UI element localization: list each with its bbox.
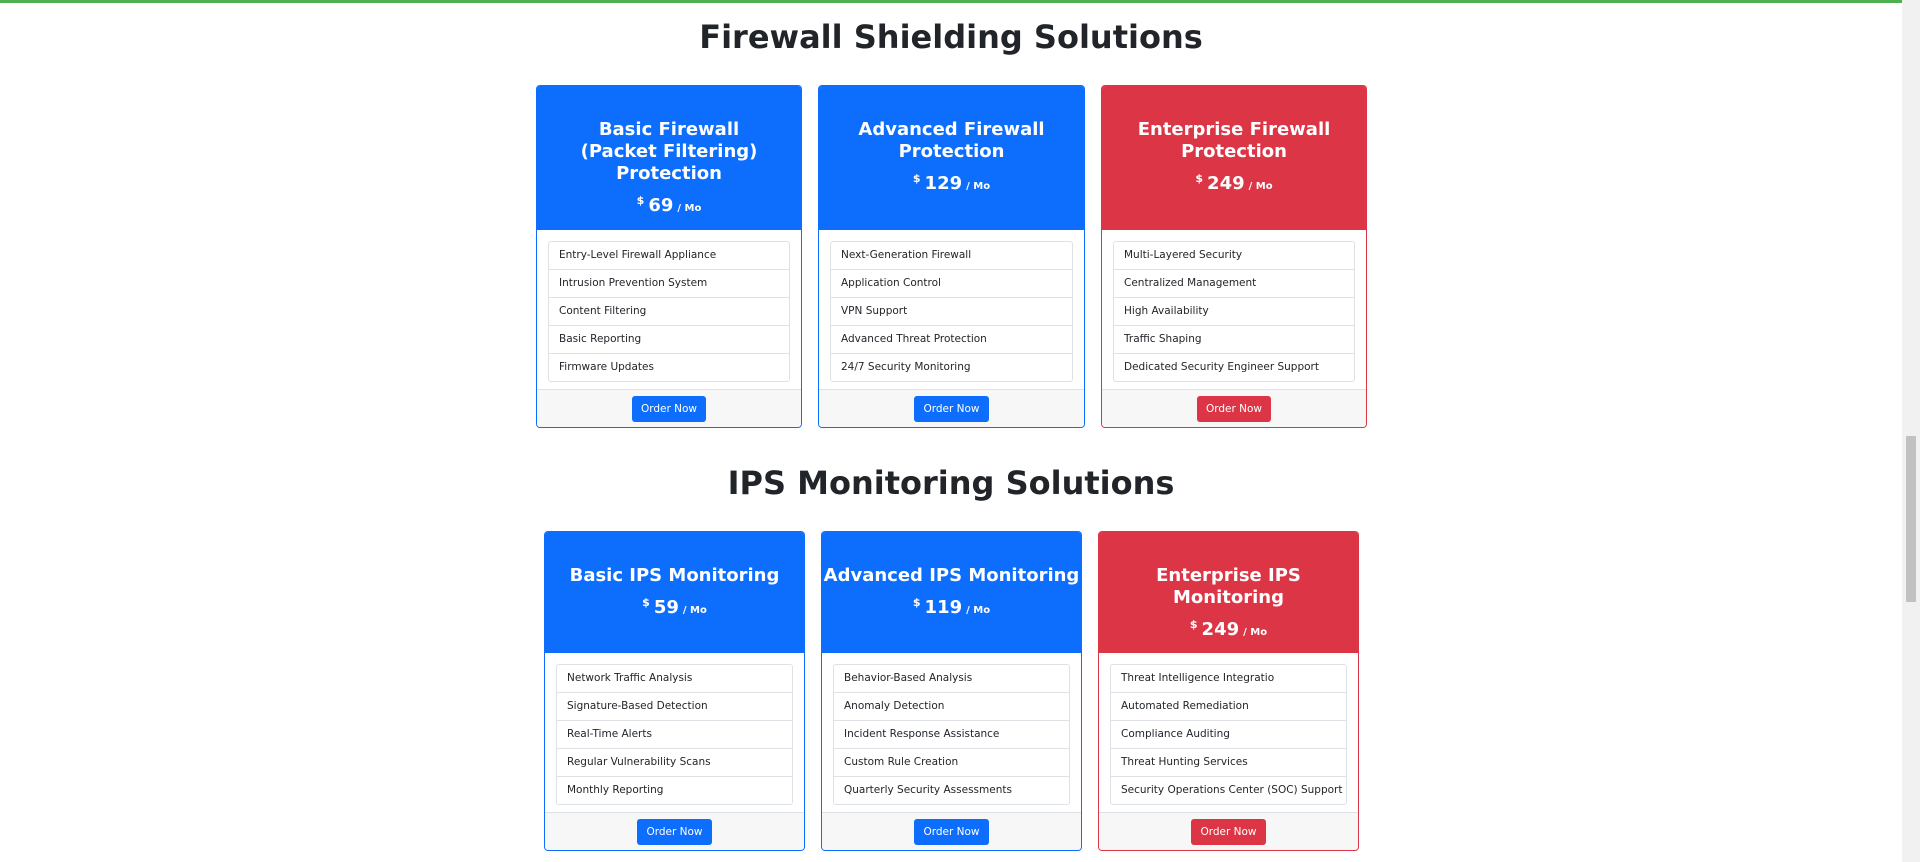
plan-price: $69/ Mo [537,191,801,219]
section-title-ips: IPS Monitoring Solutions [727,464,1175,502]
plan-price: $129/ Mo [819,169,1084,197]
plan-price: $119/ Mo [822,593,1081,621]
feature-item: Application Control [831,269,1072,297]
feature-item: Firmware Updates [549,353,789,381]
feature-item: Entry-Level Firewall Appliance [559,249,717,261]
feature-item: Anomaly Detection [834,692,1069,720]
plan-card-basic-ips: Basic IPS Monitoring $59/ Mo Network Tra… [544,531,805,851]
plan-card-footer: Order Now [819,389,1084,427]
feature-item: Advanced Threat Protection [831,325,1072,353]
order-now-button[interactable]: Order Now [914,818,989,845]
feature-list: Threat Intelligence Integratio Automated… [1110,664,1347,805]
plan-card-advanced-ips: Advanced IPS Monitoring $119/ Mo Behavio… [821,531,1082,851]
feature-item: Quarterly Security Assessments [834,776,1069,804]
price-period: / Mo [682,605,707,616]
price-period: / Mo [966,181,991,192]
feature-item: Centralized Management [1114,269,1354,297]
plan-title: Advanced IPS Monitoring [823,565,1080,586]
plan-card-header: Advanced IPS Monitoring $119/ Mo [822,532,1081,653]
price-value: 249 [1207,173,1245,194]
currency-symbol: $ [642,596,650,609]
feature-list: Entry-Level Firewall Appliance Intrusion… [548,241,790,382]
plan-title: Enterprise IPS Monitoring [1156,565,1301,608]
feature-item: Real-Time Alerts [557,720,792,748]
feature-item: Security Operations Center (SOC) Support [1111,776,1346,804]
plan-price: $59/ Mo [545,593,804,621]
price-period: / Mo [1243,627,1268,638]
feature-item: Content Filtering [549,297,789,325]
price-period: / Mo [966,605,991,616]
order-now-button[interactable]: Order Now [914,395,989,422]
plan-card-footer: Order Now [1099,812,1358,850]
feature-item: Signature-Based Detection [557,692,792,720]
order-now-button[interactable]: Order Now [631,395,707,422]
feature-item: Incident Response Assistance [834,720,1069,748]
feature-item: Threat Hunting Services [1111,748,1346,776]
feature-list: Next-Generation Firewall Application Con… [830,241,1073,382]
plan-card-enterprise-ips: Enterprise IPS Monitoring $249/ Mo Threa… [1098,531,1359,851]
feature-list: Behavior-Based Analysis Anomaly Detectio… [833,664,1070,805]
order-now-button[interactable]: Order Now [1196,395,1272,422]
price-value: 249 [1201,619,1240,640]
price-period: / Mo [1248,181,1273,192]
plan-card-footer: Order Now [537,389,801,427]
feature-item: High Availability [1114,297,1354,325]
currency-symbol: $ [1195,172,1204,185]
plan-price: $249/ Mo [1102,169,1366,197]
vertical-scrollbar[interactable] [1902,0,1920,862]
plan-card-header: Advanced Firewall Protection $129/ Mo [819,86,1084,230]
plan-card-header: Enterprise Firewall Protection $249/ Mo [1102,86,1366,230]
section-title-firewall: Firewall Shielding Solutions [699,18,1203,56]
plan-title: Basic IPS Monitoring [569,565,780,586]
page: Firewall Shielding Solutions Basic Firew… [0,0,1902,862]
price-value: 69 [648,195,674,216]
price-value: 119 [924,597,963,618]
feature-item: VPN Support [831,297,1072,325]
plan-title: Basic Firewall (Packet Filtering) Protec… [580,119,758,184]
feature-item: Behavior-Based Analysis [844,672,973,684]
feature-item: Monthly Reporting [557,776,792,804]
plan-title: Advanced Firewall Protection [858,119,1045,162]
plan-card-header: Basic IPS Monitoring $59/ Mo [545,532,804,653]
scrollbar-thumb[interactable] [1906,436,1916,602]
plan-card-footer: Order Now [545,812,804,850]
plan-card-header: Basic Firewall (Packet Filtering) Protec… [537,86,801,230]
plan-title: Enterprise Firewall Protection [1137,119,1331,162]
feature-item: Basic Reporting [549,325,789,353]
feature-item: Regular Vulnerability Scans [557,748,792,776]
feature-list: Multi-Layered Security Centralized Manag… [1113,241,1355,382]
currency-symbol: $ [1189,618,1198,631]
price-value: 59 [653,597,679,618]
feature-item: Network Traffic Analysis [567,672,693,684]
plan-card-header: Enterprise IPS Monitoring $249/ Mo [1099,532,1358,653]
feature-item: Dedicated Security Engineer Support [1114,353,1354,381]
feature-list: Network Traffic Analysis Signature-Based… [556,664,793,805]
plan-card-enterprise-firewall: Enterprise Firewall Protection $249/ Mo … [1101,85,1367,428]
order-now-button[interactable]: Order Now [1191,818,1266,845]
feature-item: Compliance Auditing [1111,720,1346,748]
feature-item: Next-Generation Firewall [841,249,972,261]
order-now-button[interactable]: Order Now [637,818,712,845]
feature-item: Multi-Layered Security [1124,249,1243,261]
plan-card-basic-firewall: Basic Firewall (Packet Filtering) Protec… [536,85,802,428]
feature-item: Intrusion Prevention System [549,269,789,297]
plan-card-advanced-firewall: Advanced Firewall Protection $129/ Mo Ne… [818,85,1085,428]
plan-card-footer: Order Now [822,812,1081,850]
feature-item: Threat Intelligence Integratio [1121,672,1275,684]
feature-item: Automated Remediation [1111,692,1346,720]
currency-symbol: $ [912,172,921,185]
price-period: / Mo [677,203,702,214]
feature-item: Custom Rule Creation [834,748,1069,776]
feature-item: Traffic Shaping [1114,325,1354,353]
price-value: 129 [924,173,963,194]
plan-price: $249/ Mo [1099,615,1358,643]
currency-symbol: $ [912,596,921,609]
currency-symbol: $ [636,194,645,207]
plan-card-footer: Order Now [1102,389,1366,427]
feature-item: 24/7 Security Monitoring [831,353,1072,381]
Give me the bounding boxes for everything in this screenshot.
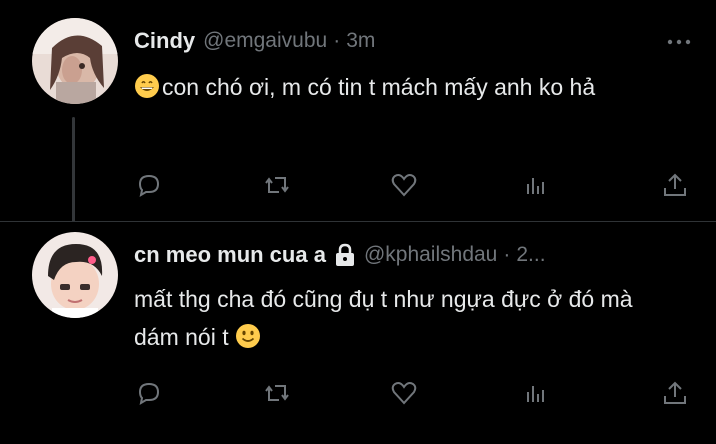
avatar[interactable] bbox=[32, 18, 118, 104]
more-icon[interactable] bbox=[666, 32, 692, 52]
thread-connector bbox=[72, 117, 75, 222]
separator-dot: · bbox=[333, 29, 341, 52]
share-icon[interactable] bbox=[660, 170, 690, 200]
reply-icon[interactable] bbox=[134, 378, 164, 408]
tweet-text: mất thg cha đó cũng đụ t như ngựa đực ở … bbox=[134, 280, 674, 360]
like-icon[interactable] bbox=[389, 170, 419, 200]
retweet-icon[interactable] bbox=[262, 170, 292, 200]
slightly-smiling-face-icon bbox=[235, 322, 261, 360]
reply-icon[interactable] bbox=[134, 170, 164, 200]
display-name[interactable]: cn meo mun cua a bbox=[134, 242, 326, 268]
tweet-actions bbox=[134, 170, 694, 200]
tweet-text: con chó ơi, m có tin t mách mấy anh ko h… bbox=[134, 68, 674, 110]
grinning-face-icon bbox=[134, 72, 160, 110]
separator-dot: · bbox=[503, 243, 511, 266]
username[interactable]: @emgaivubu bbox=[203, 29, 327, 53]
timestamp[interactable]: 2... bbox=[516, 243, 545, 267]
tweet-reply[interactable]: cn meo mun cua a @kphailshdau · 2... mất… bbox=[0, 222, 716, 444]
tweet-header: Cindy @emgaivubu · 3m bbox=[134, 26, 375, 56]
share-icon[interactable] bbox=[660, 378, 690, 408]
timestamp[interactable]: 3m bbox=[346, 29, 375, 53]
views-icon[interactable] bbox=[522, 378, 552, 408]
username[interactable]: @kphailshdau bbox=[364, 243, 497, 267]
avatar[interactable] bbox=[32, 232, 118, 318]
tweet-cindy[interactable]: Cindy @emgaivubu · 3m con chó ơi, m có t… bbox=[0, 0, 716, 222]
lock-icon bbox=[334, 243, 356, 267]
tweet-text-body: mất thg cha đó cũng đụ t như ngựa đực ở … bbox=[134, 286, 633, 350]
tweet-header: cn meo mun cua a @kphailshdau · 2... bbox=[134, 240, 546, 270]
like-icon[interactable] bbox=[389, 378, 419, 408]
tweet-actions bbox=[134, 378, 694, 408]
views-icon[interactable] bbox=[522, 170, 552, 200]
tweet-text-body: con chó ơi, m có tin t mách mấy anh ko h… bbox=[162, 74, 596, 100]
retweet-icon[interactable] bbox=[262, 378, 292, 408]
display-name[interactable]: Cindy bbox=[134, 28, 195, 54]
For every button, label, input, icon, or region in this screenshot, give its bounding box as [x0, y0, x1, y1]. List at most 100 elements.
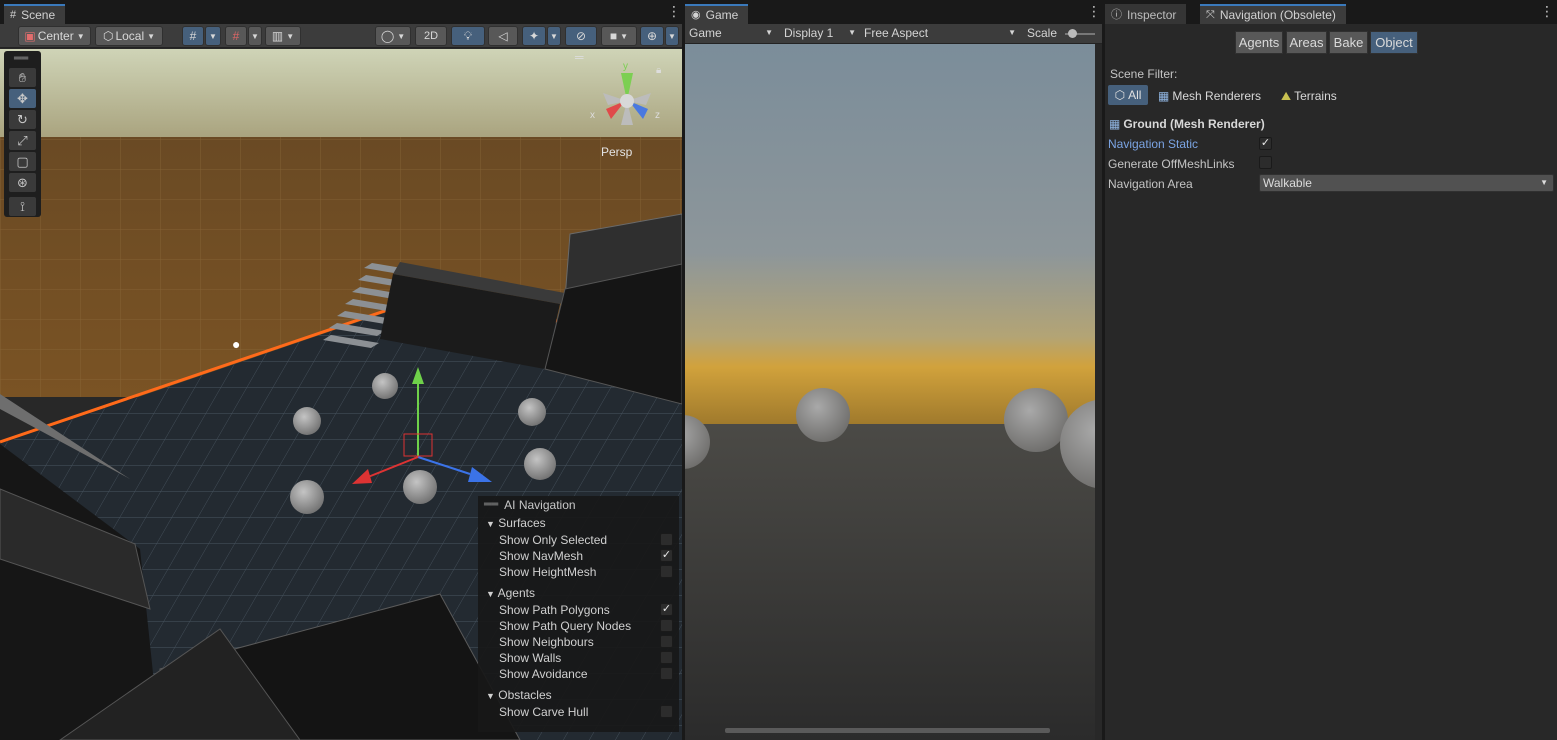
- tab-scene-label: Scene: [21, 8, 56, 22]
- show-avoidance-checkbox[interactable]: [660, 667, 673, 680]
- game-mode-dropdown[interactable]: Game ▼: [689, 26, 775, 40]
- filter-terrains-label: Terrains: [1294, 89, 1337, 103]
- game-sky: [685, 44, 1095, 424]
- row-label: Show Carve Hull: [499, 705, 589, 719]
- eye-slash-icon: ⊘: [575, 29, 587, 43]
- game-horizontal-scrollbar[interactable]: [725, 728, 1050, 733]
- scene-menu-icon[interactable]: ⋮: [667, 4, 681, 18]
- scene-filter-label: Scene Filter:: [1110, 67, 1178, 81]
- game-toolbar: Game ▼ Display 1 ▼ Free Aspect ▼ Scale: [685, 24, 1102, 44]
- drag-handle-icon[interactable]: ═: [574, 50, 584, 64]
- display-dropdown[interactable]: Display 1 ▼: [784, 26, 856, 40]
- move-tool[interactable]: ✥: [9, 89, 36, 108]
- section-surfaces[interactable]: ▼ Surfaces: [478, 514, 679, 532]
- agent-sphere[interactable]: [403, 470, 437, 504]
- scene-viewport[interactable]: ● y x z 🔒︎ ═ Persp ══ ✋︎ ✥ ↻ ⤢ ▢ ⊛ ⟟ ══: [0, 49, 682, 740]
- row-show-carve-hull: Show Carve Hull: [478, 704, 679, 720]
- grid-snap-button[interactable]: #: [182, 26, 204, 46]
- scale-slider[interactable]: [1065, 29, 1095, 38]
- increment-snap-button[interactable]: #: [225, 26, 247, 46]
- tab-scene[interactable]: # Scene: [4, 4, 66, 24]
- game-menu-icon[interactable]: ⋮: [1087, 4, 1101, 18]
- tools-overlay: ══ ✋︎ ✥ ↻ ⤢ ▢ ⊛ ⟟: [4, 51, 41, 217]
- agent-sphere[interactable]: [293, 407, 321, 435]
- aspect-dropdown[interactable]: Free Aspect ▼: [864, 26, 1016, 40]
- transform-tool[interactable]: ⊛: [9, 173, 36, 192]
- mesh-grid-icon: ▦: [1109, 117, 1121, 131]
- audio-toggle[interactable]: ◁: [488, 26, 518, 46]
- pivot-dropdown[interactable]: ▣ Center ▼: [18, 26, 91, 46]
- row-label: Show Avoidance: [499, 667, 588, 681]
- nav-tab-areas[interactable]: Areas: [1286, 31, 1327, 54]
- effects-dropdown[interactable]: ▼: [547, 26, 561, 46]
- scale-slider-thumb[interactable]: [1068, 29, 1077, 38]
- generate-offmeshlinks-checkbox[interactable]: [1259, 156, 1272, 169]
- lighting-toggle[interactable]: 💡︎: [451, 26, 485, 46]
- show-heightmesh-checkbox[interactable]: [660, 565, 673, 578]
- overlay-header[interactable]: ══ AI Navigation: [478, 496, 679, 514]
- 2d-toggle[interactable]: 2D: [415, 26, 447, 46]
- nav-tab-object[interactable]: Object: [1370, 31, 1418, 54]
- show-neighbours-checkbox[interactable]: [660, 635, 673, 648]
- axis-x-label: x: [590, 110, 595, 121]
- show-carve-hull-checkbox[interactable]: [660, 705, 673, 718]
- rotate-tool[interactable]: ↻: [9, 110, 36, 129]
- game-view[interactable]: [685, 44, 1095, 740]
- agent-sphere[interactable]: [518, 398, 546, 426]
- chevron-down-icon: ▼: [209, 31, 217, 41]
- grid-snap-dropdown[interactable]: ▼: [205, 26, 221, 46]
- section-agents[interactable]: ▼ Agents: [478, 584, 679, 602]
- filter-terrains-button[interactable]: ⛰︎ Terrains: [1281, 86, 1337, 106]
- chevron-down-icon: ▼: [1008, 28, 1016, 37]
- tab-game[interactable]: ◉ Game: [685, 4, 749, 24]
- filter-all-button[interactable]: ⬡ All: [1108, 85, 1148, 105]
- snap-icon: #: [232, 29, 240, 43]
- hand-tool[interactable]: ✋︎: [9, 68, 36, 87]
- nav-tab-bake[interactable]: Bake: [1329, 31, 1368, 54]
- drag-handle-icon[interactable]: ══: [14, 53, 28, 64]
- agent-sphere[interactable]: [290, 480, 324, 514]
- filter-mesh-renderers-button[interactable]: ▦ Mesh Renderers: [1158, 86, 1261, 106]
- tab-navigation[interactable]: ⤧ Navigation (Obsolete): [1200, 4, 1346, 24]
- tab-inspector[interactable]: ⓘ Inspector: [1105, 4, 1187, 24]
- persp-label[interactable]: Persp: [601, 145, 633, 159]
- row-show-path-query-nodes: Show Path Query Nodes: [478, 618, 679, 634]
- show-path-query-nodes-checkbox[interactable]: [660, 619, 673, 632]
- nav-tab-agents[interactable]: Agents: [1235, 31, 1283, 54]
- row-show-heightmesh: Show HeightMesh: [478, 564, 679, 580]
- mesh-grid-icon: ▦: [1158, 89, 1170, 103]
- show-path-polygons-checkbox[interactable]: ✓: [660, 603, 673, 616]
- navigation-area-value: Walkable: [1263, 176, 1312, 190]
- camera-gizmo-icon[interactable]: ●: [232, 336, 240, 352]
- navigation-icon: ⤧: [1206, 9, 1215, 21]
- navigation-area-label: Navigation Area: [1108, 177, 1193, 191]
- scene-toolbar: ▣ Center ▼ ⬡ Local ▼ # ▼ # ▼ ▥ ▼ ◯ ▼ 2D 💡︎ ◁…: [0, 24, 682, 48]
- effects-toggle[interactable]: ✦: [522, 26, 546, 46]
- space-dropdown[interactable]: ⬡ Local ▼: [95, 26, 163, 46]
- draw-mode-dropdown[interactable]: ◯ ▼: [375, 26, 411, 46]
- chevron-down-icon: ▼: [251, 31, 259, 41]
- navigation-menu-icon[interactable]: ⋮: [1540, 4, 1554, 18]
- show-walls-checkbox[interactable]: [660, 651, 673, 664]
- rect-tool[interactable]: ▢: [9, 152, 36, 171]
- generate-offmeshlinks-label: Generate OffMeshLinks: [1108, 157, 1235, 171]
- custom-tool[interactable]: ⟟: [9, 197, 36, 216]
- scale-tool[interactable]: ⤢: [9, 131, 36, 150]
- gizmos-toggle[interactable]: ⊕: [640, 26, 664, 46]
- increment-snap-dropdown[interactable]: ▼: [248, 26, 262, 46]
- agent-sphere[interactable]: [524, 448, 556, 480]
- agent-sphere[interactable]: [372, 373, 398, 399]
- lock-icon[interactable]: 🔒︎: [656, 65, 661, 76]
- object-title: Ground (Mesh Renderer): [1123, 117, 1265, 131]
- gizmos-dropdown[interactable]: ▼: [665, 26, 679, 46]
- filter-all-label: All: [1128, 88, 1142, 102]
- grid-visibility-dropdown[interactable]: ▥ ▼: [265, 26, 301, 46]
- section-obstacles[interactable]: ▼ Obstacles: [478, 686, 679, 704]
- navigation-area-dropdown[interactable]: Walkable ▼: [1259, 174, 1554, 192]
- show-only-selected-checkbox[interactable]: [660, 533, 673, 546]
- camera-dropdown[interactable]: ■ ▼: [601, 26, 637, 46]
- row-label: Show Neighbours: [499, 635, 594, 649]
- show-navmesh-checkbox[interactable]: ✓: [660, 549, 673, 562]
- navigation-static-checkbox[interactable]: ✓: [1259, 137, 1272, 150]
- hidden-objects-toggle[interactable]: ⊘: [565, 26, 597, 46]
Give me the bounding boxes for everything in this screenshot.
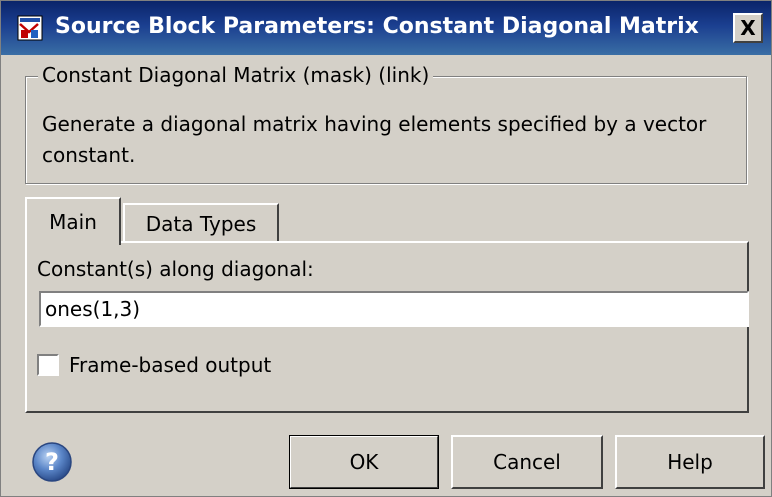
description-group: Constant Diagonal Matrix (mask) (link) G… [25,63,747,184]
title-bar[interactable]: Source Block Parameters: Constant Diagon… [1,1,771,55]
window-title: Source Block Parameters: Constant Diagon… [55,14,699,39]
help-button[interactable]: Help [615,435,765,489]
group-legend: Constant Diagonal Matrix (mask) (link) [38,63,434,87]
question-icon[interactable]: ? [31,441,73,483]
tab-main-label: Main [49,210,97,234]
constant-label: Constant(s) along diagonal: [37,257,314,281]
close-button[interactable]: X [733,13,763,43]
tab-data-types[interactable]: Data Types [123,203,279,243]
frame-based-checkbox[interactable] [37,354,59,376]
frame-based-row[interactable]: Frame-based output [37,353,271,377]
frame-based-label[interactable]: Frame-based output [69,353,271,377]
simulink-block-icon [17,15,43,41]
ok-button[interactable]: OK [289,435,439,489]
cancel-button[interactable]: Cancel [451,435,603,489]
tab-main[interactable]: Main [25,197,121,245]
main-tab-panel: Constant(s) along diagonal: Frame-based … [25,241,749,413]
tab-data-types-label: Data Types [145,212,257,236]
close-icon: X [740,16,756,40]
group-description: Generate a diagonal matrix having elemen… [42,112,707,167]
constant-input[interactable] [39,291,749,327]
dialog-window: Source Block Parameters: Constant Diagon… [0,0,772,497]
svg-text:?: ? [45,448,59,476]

# Request:
Convert the part of the records that opens with the line containing "avatar[interactable] bbox=[32, 18, 118, 104]" and closes with the line containing "tweet-reply[interactable]: cn meo" into a Markdown table with the columns Row and Line. Put a row number under Row and each line under Line, and omit any blank lines.

# Exercise solution:
| Row | Line |
|---|---|
| 1 | avatar[interactable] bbox=[32, 18, 118, 104] |
| 2 | more-icon[interactable] bbox=[666, 32, 692, 52] |
| 3 | thread-connector bbox=[72, 117, 75, 222] |
| 4 | separator-dot: · bbox=[333, 29, 341, 52] |
| 5 | share-icon[interactable] bbox=[660, 170, 690, 200] |
| 6 | reply-icon[interactable] bbox=[134, 378, 164, 408] |
| 7 | tweet-text: mất thg cha đó cũng đụ t như ngựa đực ở … bbox=[134, 280, 674, 360] |
| 8 | like-icon[interactable] bbox=[389, 170, 419, 200] |
| 9 | retweet-icon[interactable] bbox=[262, 170, 292, 200] |
| 10 | slightly-smiling-face-icon bbox=[235, 322, 261, 360] |
| 11 | reply-icon[interactable] bbox=[134, 170, 164, 200] |
| 12 | display-name[interactable]: cn meo mun cua a bbox=[134, 242, 326, 268] |
| 13 | tweet-actions bbox=[134, 170, 694, 200] |
| 14 | tweet-text: con chó ơi, m có tin t mách mấy anh ko h… bbox=[134, 68, 674, 110] |
| 15 | grinning-face-icon bbox=[134, 72, 160, 110] |
| 16 | separator-dot: · bbox=[503, 243, 511, 266] |
| 17 | username[interactable]: @emgaivubu bbox=[203, 29, 327, 53] |
| 18 | timestamp[interactable]: 2... bbox=[516, 243, 545, 267] |
| 19 | tweet-reply[interactable]: cn meo mun cua a @kphailshdau · 2... mất… bbox=[0, 222, 716, 444] |